• **Data**
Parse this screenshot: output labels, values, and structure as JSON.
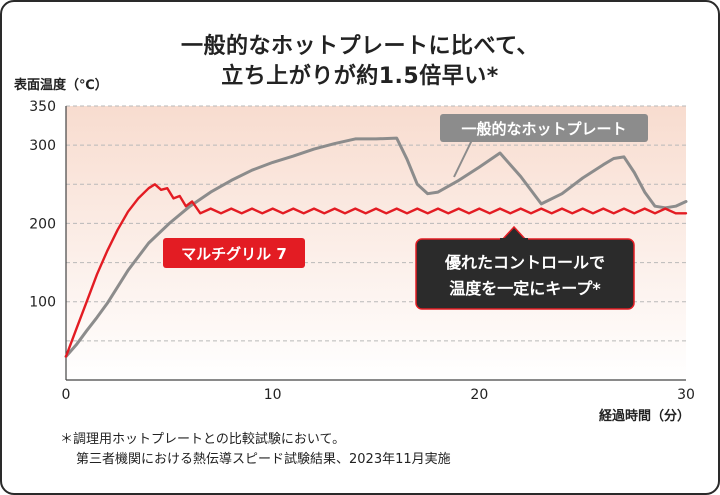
{
  "title_line1": "一般的なホットプレートに比べて、",
  "title_line2": "立ち上がりが約1.5倍早い*",
  "ylabel": "表面温度（℃）",
  "xlabel": "経過時間（分）",
  "footnote_line1": "＊調理用ホットプレートとの比較試験において。",
  "footnote_line2": "第三者機関における熱伝導スピード試験結果、2023年11月実施",
  "callouts": {
    "generic_label": "一般的なホットプレート",
    "multigrill_label": "マルチグリル 7",
    "control_line1": "優れたコントロールで",
    "control_line2": "温度を一定にキープ*"
  },
  "colors": {
    "generic": "#8c8c8c",
    "multigrill": "#e31c23",
    "callout_dark": "#2b2b2b",
    "plot_bg_top": "#f8dccf",
    "plot_bg_bottom": "#ffffff"
  },
  "chart_data": {
    "type": "line",
    "title": "一般的なホットプレートに比べて、立ち上がりが約1.5倍早い*",
    "xlabel": "経過時間（分）",
    "ylabel": "表面温度（℃）",
    "xlim": [
      0,
      30
    ],
    "ylim": [
      0,
      350
    ],
    "xticks": [
      0,
      10,
      20,
      30
    ],
    "yticks": [
      100,
      200,
      300,
      350
    ],
    "grid": "horizontal dashed",
    "series": [
      {
        "name": "一般的なホットプレート",
        "color": "#8c8c8c",
        "x": [
          0,
          0.5,
          1,
          1.5,
          2,
          3,
          4,
          5,
          6,
          7,
          8,
          9,
          10,
          11,
          12,
          13,
          14,
          15,
          16,
          16.5,
          17,
          17.5,
          18,
          19,
          20,
          21,
          22,
          23,
          24,
          25,
          26,
          26.5,
          27,
          27.5,
          28,
          28.5,
          29,
          29.5,
          30
        ],
        "values": [
          30,
          45,
          63,
          80,
          98,
          140,
          175,
          200,
          222,
          240,
          255,
          268,
          278,
          286,
          295,
          302,
          308,
          308,
          309,
          282,
          250,
          238,
          240,
          255,
          272,
          290,
          260,
          225,
          238,
          258,
          275,
          283,
          285,
          265,
          240,
          222,
          220,
          222,
          228
        ],
        "label": "一般的なホットプレート"
      },
      {
        "name": "マルチグリル 7",
        "color": "#e31c23",
        "x": [
          0,
          0.5,
          1,
          1.5,
          2,
          2.5,
          3,
          3.5,
          4,
          4.3,
          4.6,
          4.9,
          5.2,
          5.5,
          5.8,
          6.1,
          6.5,
          7,
          7.5,
          8,
          8.5,
          9,
          9.5,
          10,
          10.5,
          11,
          11.5,
          12,
          12.5,
          13,
          13.5,
          14,
          14.5,
          15,
          15.5,
          16,
          16.5,
          17,
          17.5,
          18,
          18.5,
          19,
          19.5,
          20,
          20.5,
          21,
          21.5,
          22,
          22.5,
          23,
          23.5,
          24,
          24.5,
          25,
          25.5,
          26,
          26.5,
          27,
          27.5,
          28,
          28.5,
          29,
          29.5,
          30
        ],
        "values": [
          30,
          65,
          100,
          135,
          165,
          192,
          215,
          232,
          245,
          250,
          243,
          245,
          232,
          235,
          222,
          228,
          213,
          219,
          213,
          219,
          213,
          219,
          213,
          219,
          213,
          219,
          213,
          219,
          213,
          219,
          213,
          219,
          213,
          219,
          213,
          219,
          213,
          219,
          213,
          219,
          213,
          219,
          213,
          219,
          213,
          219,
          213,
          219,
          213,
          219,
          213,
          219,
          213,
          219,
          213,
          219,
          213,
          219,
          213,
          219,
          213,
          219,
          213,
          213
        ],
        "label": "マルチグリル 7"
      }
    ]
  }
}
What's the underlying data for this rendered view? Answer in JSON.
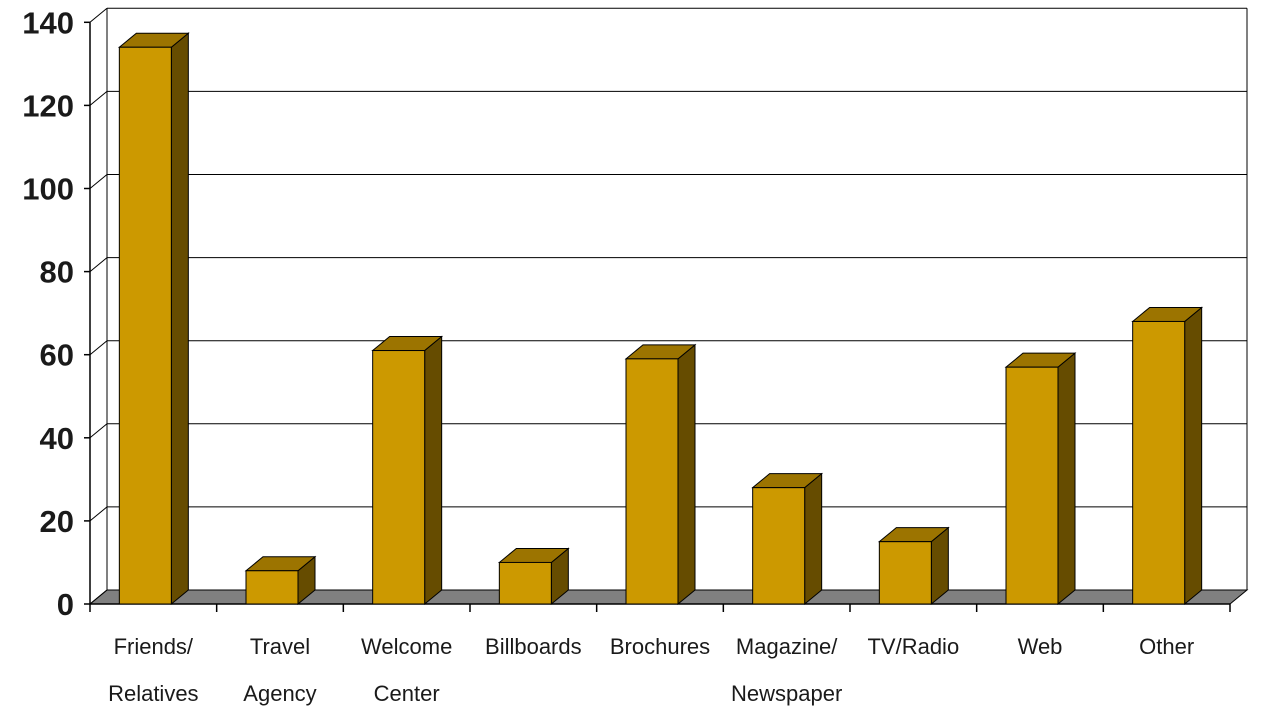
{
  "chart_data": {
    "type": "bar",
    "title": "",
    "xlabel": "",
    "ylabel": "",
    "categories": [
      [
        "Friends/",
        "Relatives"
      ],
      [
        "Travel",
        "Agency"
      ],
      [
        "Welcome",
        "Center"
      ],
      [
        "Billboards"
      ],
      [
        "Brochures"
      ],
      [
        "Magazine/",
        "Newspaper"
      ],
      [
        "TV/Radio"
      ],
      [
        "Web"
      ],
      [
        "Other"
      ]
    ],
    "values": [
      134,
      8,
      61,
      10,
      59,
      28,
      15,
      57,
      68
    ],
    "ylim": [
      0,
      140
    ],
    "yticks": [
      "0",
      "20",
      "40",
      "60",
      "80",
      "100",
      "120",
      "140"
    ],
    "grid": true,
    "style": "3d-column",
    "colors": {
      "front": "#CC9900",
      "top": "#9C7400",
      "side": "#664C00",
      "floor": "#808080",
      "axis": "#000000"
    }
  }
}
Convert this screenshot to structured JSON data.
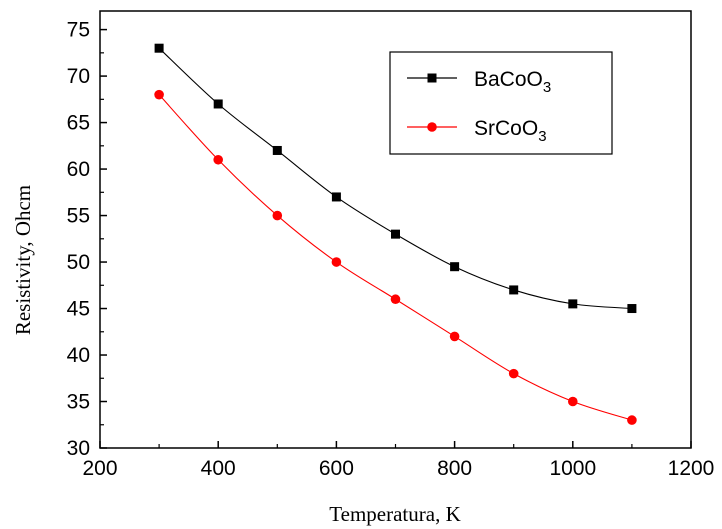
{
  "chart_data": {
    "type": "line",
    "xlabel": "Temperatura, K",
    "ylabel": "Resistivity, Ohcm",
    "xlim": [
      200,
      1200
    ],
    "ylim": [
      30,
      77
    ],
    "xticks": [
      200,
      400,
      600,
      800,
      1000,
      1200
    ],
    "yticks": [
      30,
      35,
      40,
      45,
      50,
      55,
      60,
      65,
      70,
      75
    ],
    "grid": false,
    "legend_position": "top-right",
    "x": [
      300,
      400,
      500,
      600,
      700,
      800,
      900,
      1000,
      1100
    ],
    "series": [
      {
        "name": "BaCoO",
        "subscript": "3",
        "color": "#000000",
        "marker": "square",
        "values": [
          73,
          67,
          62,
          57,
          53,
          49.5,
          47,
          45.5,
          45
        ]
      },
      {
        "name": "SrCoO",
        "subscript": "3",
        "color": "#ff0000",
        "marker": "circle",
        "values": [
          68,
          61,
          55,
          50,
          46,
          42,
          38,
          35,
          33
        ]
      }
    ]
  }
}
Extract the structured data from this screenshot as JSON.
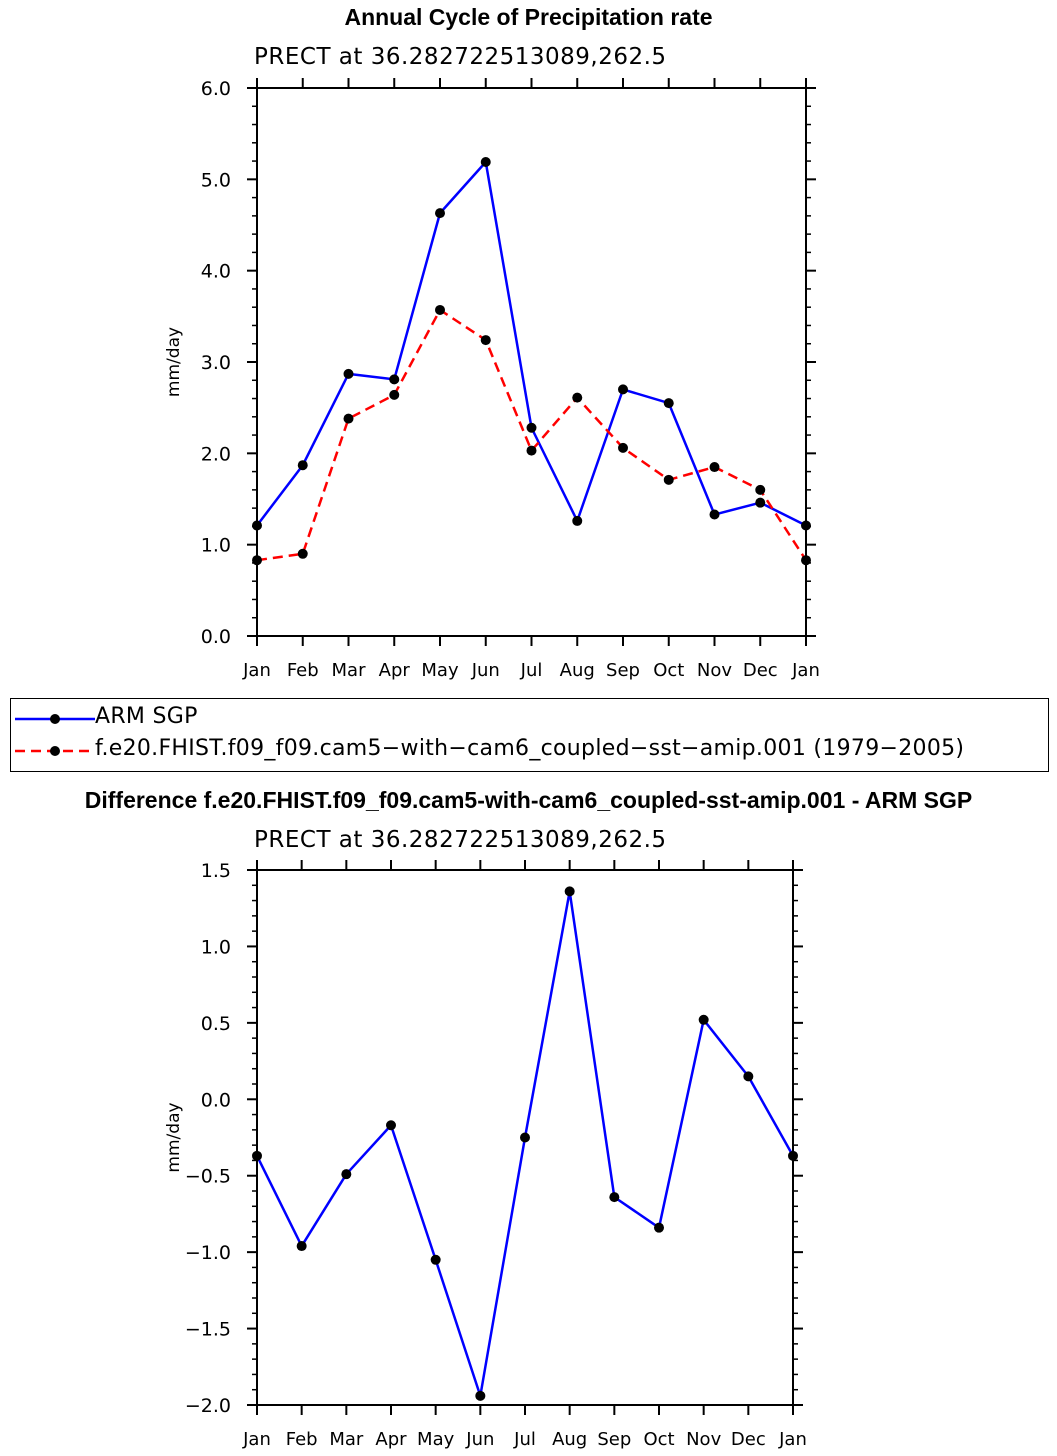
{
  "chart_data": [
    {
      "type": "line",
      "title": "Annual Cycle of Precipitation rate",
      "subtitle": "PRECT at 36.282722513089,262.5",
      "ylabel": "mm/day",
      "xlabel": "",
      "ylim": [
        0,
        6
      ],
      "yticks": [
        "0.0",
        "1.0",
        "2.0",
        "3.0",
        "4.0",
        "5.0",
        "6.0"
      ],
      "categories": [
        "Jan",
        "Feb",
        "Mar",
        "Apr",
        "May",
        "Jun",
        "Jul",
        "Aug",
        "Sep",
        "Oct",
        "Nov",
        "Dec",
        "Jan"
      ],
      "series": [
        {
          "name": "ARM SGP",
          "color": "#0000ff",
          "dash": "solid",
          "values": [
            1.21,
            1.87,
            2.87,
            2.81,
            4.63,
            5.19,
            2.28,
            1.26,
            2.7,
            2.55,
            1.33,
            1.46,
            1.21
          ]
        },
        {
          "name": "f.e20.FHIST.f09_f09.cam5-with-cam6_coupled-sst-amip.001 (1979-2005)",
          "color": "#ff0000",
          "dash": "dashed",
          "values": [
            0.83,
            0.9,
            2.38,
            2.64,
            3.57,
            3.24,
            2.03,
            2.61,
            2.06,
            1.71,
            1.85,
            1.6,
            0.83
          ]
        }
      ]
    },
    {
      "type": "line",
      "title": "Difference f.e20.FHIST.f09_f09.cam5-with-cam6_coupled-sst-amip.001 - ARM SGP",
      "subtitle": "PRECT at 36.282722513089,262.5",
      "ylabel": "mm/day",
      "xlabel": "",
      "ylim": [
        -2,
        1.5
      ],
      "yticks": [
        "−2.0",
        "−1.5",
        "−1.0",
        "−0.5",
        "0.0",
        "0.5",
        "1.0",
        "1.5"
      ],
      "categories": [
        "Jan",
        "Feb",
        "Mar",
        "Apr",
        "May",
        "Jun",
        "Jul",
        "Aug",
        "Sep",
        "Oct",
        "Nov",
        "Dec",
        "Jan"
      ],
      "series": [
        {
          "name": "Difference",
          "color": "#0000ff",
          "dash": "solid",
          "values": [
            -0.37,
            -0.96,
            -0.49,
            -0.17,
            -1.05,
            -1.94,
            -0.25,
            1.36,
            -0.64,
            -0.84,
            0.52,
            0.15,
            -0.37
          ]
        }
      ]
    }
  ],
  "legend": {
    "items": [
      {
        "label": "ARM SGP"
      },
      {
        "label": "f.e20.FHIST.f09_f09.cam5−with−cam6_coupled−sst−amip.001 (1979−2005)"
      }
    ]
  }
}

• **Exercise requirements**
Check each line above for the word "Difference" and give the number of lines that have it, nothing else.

• **Solution for this exercise**
2